Given entries start

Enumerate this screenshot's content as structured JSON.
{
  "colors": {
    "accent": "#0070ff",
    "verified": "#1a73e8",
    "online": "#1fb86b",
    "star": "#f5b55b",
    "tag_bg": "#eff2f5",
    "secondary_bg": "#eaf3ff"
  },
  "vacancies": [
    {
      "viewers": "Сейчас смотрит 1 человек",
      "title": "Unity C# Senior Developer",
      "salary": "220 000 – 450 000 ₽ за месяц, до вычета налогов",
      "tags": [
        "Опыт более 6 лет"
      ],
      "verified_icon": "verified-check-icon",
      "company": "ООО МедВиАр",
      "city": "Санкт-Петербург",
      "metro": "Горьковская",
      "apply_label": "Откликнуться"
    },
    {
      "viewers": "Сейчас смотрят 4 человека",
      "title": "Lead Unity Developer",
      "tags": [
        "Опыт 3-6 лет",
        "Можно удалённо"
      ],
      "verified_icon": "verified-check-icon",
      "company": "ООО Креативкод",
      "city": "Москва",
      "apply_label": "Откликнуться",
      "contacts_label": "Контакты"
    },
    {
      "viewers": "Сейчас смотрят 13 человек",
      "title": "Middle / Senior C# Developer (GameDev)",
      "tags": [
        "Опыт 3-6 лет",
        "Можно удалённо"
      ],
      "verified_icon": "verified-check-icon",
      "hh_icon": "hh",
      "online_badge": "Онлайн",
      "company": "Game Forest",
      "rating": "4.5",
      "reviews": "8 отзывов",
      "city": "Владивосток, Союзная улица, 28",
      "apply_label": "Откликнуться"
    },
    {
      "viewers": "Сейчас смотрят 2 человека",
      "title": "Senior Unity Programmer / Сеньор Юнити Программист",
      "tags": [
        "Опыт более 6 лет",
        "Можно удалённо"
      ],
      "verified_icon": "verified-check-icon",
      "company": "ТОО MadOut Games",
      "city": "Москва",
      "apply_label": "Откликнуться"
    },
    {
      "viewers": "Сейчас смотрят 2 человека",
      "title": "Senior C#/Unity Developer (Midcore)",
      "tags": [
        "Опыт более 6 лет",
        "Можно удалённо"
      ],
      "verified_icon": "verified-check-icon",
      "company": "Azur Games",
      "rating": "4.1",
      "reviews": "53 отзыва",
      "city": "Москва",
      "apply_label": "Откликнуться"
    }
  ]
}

Given entries end

■ Task to complete ■
Look through the listing and extract every line with "Сейчас" in it.

■ Response to the exercise ■
      "viewers": "Сейчас смотрит 1 человек",
      "viewers": "Сейчас смотрят 4 человека",
      "viewers": "Сейчас смотрят 13 человек",
      "viewers": "Сейчас смотрят 2 человека",
      "viewers": "Сейчас смотрят 2 человека",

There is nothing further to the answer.